Task brief
Please transcribe the data below exactly. Leave the pictures out.

Input records

-- begin --

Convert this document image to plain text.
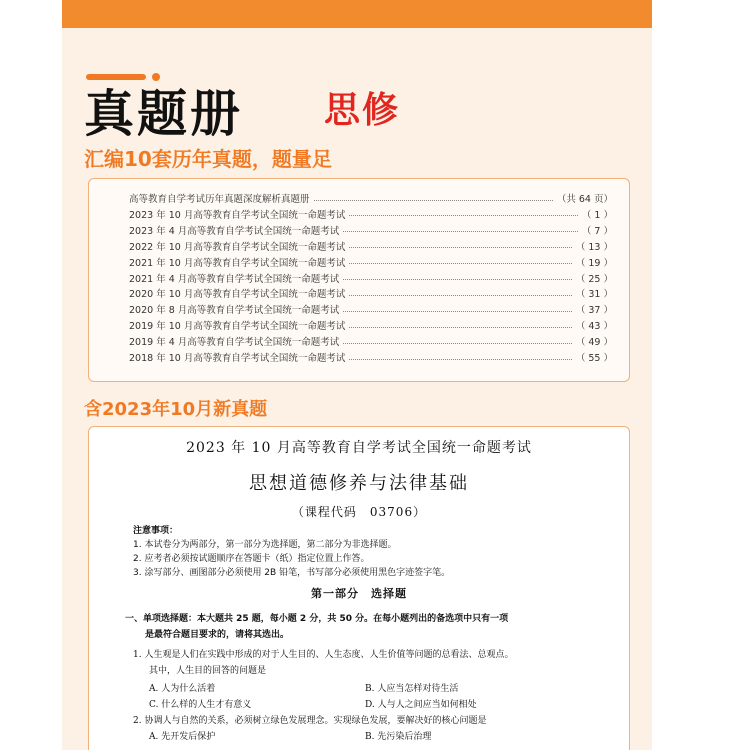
真题册 思修
汇编10套历年真题，题量足
高等教育自学考试历年真题深度解析真题册	（共 64 页）
2023 年 10 月高等教育自学考试全国统一命题考试	（ 1 ）
2023 年 4 月高等教育自学考试全国统一命题考试	（ 7 ）
2022 年 10 月高等教育自学考试全国统一命题考试	（ 13 ）
2021 年 10 月高等教育自学考试全国统一命题考试	（ 19 ）
2021 年 4 月高等教育自学考试全国统一命题考试	（ 25 ）
2020 年 10 月高等教育自学考试全国统一命题考试	（ 31 ）
2020 年 8 月高等教育自学考试全国统一命题考试	（ 37 ）
2019 年 10 月高等教育自学考试全国统一命题考试	（ 43 ）
2019 年 4 月高等教育自学考试全国统一命题考试	（ 49 ）
2018 年 10 月高等教育自学考试全国统一命题考试	（ 55 ）
含2023年10月新真题
2023 年 10 月高等教育自学考试全国统一命题考试
思想道德修养与法律基础
（课程代码　03706）
注意事项：
1. 本试卷分为两部分，第一部分为选择题，第二部分为非选择题。
2. 应考者必须按试题顺序在答题卡（纸）指定位置上作答。
3. 涂写部分、画图部分必须使用 2B 铅笔，书写部分必须使用黑色字迹签字笔。
第一部分　选择题
一、单项选择题：本大题共 25 题，每小题 2 分，共 50 分。在每小题列出的备选项中只有一项
是最符合题目要求的，请将其选出。
1. 人生观是人们在实践中形成的对于人生目的、人生态度、人生价值等问题的总看法、总观点。
其中，人生目的回答的问题是
A. 人为什么活着	B. 人应当怎样对待生活
C. 什么样的人生才有意义	D. 人与人之间应当如何相处
2. 协调人与自然的关系，必须树立绿色发展理念。实现绿色发展，要解决好的核心问题是
A. 先开发后保护	B. 先污染后治理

-- end --

Final result
Convert this document image to plain text.
真题册 思修
汇编10套历年真题，题量足
高等教育自学考试历年真题深度解析真题册	（共 64 页）
2023 年 10 月高等教育自学考试全国统一命题考试	（ 1 ）
2023 年 4 月高等教育自学考试全国统一命题考试	（ 7 ）
2022 年 10 月高等教育自学考试全国统一命题考试	（ 13 ）
2021 年 10 月高等教育自学考试全国统一命题考试	（ 19 ）
2021 年 4 月高等教育自学考试全国统一命题考试	（ 25 ）
2020 年 10 月高等教育自学考试全国统一命题考试	（ 31 ）
2020 年 8 月高等教育自学考试全国统一命题考试	（ 37 ）
2019 年 10 月高等教育自学考试全国统一命题考试	（ 43 ）
2019 年 4 月高等教育自学考试全国统一命题考试	（ 49 ）
2018 年 10 月高等教育自学考试全国统一命题考试	（ 55 ）
含2023年10月新真题
2023 年 10 月高等教育自学考试全国统一命题考试
思想道德修养与法律基础
（课程代码　03706）
注意事项：
1. 本试卷分为两部分，第一部分为选择题，第二部分为非选择题。
2. 应考者必须按试题顺序在答题卡（纸）指定位置上作答。
3. 涂写部分、画图部分必须使用 2B 铅笔，书写部分必须使用黑色字迹签字笔。
第一部分　选择题
一、单项选择题：本大题共 25 题，每小题 2 分，共 50 分。在每小题列出的备选项中只有一项
是最符合题目要求的，请将其选出。
1. 人生观是人们在实践中形成的对于人生目的、人生态度、人生价值等问题的总看法、总观点。
其中，人生目的回答的问题是
A. 人为什么活着	B. 人应当怎样对待生活
C. 什么样的人生才有意义	D. 人与人之间应当如何相处
2. 协调人与自然的关系，必须树立绿色发展理念。实现绿色发展，要解决好的核心问题是
A. 先开发后保护	B. 先污染后治理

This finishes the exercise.